§ **Your task**:
Count lines, not occurrences: report how many lines in the records hold the string "grid", and nothing else.

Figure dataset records
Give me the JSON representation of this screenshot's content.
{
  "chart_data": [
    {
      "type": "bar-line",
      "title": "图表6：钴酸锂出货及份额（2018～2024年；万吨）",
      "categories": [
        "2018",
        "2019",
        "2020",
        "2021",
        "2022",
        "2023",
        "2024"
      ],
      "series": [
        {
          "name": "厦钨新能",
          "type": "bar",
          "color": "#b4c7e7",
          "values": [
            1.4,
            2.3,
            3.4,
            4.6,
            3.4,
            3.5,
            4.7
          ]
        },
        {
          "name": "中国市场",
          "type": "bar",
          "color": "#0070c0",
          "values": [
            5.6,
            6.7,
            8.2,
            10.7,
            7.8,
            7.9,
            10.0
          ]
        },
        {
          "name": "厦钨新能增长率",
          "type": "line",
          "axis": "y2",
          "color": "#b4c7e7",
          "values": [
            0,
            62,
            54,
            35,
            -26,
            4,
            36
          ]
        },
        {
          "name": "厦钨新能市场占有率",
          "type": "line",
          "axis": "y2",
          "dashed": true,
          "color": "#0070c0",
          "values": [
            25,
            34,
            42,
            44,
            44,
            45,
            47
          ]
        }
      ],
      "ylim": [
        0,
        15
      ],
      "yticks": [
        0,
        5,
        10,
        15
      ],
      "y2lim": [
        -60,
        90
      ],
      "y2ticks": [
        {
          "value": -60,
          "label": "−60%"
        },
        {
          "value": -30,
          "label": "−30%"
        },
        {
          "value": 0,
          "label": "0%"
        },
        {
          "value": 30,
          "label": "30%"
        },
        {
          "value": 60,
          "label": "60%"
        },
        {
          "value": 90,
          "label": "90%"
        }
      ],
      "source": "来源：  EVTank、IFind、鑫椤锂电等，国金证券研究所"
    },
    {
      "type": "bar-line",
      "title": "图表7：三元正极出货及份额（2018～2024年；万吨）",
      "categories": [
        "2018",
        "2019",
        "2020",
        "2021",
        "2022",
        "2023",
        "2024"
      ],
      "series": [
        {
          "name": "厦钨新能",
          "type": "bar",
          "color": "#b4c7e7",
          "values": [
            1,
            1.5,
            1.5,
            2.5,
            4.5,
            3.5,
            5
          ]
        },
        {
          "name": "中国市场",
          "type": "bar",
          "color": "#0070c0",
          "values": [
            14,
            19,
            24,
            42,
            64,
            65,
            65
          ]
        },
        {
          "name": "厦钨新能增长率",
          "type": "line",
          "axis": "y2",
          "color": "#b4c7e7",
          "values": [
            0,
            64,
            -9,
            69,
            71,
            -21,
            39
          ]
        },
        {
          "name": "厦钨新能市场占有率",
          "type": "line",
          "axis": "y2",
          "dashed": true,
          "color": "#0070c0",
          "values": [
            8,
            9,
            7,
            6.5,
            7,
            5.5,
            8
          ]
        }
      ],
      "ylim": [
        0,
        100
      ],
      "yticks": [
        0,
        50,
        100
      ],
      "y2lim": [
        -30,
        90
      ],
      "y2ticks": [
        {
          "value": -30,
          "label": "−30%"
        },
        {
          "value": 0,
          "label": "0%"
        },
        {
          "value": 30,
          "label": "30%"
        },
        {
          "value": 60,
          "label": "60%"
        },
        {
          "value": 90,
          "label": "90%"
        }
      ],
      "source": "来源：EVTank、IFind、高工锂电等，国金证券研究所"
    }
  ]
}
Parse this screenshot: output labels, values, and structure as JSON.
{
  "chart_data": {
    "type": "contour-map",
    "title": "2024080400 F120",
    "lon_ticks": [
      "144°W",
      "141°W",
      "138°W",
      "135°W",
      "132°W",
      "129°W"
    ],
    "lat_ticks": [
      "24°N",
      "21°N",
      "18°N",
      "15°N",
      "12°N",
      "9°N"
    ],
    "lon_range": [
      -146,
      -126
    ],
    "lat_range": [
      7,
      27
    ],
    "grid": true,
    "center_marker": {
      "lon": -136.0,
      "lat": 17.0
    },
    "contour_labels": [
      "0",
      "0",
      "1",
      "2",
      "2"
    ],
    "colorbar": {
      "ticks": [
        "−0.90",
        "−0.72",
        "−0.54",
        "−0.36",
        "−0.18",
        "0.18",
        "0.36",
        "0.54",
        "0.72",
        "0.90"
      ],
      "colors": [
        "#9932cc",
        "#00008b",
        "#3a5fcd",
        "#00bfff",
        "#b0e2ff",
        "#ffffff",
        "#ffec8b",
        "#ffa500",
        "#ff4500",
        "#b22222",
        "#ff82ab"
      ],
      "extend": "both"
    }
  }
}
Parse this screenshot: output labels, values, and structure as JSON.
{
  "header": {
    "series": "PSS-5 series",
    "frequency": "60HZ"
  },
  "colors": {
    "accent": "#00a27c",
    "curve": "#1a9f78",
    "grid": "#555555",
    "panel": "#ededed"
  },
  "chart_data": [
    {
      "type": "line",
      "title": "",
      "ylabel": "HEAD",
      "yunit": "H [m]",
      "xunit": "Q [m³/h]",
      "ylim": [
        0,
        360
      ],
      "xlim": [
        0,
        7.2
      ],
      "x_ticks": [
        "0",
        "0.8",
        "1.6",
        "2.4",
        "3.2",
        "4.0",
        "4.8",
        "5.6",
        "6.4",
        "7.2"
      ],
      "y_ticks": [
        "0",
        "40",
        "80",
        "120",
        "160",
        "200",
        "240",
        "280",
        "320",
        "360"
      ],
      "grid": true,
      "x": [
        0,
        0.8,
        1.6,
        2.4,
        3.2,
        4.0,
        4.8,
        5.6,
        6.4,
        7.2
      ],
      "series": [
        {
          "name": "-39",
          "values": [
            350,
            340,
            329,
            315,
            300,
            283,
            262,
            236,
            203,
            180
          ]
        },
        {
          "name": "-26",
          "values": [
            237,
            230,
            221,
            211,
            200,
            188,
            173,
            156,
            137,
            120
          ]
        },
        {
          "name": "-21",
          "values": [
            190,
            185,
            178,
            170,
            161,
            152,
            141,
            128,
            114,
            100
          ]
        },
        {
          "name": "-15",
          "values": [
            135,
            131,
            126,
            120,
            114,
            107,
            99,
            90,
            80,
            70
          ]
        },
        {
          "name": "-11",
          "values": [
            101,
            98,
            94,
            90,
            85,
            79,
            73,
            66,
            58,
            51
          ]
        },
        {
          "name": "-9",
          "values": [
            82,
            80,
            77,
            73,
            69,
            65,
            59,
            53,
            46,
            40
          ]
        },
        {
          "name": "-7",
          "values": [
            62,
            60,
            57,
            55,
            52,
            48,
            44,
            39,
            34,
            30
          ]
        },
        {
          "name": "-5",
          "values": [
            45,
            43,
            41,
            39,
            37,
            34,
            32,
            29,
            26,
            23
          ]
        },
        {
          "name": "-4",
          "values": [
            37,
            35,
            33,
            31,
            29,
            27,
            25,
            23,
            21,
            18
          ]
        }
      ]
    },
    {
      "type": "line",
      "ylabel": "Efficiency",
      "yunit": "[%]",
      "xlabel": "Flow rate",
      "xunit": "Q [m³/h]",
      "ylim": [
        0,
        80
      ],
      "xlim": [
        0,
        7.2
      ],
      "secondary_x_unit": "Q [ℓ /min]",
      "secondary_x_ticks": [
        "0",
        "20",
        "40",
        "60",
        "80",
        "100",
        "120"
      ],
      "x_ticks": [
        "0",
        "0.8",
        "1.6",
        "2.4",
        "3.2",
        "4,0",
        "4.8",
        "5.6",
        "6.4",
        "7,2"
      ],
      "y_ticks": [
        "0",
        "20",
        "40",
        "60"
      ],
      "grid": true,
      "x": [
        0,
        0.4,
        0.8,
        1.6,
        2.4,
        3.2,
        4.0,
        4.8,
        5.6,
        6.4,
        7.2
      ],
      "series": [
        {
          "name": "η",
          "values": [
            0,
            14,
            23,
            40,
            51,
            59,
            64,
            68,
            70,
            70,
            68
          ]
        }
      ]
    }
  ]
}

§ **The answer**:
4